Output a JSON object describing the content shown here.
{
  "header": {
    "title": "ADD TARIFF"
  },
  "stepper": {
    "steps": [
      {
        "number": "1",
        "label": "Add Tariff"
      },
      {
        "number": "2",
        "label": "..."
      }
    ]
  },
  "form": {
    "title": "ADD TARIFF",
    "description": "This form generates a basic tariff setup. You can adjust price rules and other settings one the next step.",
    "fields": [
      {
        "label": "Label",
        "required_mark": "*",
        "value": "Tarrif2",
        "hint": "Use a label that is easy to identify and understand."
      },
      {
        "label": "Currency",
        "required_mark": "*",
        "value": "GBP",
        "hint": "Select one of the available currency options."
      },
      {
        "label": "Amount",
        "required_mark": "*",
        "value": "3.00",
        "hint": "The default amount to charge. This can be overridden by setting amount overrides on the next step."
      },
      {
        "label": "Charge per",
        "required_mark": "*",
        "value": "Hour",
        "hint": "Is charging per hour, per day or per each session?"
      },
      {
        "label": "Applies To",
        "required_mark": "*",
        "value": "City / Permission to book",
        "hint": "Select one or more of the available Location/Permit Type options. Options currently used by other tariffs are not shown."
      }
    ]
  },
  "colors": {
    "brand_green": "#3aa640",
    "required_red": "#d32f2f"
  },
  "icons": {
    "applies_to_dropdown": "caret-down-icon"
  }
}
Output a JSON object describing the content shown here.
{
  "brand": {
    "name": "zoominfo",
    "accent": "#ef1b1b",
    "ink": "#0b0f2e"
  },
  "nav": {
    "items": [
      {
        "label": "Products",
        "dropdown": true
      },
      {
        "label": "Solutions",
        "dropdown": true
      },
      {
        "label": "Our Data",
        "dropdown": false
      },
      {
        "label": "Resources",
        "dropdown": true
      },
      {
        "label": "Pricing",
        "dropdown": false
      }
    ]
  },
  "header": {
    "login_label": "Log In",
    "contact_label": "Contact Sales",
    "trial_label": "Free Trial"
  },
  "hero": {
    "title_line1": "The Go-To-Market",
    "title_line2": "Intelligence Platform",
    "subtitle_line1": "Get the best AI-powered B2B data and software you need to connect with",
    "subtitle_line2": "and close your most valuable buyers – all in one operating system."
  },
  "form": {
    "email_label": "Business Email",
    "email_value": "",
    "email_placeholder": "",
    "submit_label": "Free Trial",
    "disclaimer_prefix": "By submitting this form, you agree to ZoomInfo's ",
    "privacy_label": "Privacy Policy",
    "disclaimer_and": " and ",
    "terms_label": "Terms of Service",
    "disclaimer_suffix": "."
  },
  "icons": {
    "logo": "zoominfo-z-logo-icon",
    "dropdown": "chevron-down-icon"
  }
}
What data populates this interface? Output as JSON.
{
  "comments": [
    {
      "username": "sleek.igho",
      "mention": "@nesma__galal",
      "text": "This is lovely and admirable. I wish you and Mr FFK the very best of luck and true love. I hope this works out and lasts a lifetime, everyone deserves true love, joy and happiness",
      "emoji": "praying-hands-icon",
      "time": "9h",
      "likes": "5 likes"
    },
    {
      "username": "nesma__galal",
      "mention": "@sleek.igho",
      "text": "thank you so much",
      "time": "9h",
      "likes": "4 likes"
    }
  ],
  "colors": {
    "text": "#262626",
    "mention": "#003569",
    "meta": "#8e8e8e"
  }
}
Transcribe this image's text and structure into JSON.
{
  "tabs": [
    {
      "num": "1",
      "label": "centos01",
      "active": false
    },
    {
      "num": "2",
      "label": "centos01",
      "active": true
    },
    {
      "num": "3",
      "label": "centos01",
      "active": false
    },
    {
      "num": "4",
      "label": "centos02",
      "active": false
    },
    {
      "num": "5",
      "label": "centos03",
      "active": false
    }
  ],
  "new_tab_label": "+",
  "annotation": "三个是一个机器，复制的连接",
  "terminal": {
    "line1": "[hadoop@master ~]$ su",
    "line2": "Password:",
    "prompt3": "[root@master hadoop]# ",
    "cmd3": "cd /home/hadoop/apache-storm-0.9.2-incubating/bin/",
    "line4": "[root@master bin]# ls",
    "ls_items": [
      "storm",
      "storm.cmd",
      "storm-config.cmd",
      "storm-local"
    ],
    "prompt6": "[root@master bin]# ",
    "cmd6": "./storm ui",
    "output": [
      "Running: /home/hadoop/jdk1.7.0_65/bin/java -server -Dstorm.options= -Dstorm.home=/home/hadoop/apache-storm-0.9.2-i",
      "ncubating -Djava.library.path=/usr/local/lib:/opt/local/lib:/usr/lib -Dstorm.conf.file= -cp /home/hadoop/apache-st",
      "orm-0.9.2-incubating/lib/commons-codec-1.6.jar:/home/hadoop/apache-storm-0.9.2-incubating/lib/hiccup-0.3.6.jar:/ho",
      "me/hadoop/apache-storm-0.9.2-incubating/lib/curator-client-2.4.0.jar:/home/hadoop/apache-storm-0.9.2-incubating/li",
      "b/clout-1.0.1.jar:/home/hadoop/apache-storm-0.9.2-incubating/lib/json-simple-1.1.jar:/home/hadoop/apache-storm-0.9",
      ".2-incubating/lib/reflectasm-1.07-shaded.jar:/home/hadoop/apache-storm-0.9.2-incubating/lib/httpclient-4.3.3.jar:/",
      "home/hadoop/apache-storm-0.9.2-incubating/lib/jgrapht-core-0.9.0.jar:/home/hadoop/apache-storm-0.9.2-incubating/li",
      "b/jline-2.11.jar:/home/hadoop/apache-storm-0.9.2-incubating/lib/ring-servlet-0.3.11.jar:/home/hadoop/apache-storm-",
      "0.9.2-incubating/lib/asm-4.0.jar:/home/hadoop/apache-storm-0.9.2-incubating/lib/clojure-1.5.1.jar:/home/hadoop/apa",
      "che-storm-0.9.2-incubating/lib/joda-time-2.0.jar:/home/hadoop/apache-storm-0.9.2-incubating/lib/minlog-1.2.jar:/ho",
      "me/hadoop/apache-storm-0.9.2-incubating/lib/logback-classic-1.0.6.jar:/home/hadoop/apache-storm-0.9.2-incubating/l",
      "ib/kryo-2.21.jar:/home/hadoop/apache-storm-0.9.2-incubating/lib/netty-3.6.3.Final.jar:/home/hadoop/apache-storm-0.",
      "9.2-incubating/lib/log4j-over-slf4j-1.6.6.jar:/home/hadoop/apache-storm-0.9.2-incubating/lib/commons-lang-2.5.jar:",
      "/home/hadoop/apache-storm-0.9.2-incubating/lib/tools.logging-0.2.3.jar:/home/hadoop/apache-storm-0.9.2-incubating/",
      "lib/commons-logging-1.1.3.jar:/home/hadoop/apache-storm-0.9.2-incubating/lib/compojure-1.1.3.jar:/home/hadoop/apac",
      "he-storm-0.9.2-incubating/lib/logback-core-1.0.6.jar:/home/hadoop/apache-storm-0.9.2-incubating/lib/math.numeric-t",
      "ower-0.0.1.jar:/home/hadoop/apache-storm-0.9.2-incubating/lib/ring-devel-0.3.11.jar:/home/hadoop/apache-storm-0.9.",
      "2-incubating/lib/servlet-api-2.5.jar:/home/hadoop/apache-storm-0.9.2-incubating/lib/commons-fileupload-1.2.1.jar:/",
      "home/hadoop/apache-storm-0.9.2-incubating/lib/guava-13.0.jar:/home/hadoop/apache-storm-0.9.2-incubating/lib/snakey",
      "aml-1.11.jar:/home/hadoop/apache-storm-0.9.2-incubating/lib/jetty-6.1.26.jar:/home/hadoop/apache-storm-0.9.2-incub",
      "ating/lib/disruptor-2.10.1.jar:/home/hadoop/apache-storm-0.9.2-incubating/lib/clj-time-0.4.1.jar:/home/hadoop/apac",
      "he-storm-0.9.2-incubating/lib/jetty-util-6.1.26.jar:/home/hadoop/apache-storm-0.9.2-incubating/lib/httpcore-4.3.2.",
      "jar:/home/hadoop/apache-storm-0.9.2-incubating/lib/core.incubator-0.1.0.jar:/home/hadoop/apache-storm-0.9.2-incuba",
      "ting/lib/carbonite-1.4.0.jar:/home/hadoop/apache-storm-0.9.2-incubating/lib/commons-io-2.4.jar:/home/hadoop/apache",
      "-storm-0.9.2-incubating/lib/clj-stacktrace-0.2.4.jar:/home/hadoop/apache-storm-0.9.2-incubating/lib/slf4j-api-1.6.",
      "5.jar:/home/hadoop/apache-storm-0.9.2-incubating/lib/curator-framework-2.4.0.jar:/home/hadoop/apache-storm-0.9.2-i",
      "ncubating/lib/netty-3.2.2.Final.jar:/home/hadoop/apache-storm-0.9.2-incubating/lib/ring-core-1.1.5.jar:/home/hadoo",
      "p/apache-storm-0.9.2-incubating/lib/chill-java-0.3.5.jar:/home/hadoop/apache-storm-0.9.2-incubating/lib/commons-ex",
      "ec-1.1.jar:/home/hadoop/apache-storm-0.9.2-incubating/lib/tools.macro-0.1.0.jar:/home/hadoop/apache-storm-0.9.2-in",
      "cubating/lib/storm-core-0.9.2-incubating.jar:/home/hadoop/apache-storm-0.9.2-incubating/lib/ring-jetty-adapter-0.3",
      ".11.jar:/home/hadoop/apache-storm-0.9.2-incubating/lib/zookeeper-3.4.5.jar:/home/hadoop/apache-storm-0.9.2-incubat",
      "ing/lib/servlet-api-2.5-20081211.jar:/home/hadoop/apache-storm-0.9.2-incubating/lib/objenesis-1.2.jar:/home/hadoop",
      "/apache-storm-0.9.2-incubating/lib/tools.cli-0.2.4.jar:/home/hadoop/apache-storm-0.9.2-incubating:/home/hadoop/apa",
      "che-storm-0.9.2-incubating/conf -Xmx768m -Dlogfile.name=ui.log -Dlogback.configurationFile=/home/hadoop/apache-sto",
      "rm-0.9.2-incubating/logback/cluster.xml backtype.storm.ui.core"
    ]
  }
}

....................

**Work to do**
Copy all lines from the entries that contain the word "mention".

**Right answer**
      "mention": "@nesma__galal",
      "mention": "@sleek.igho",
    "mention": "#003569",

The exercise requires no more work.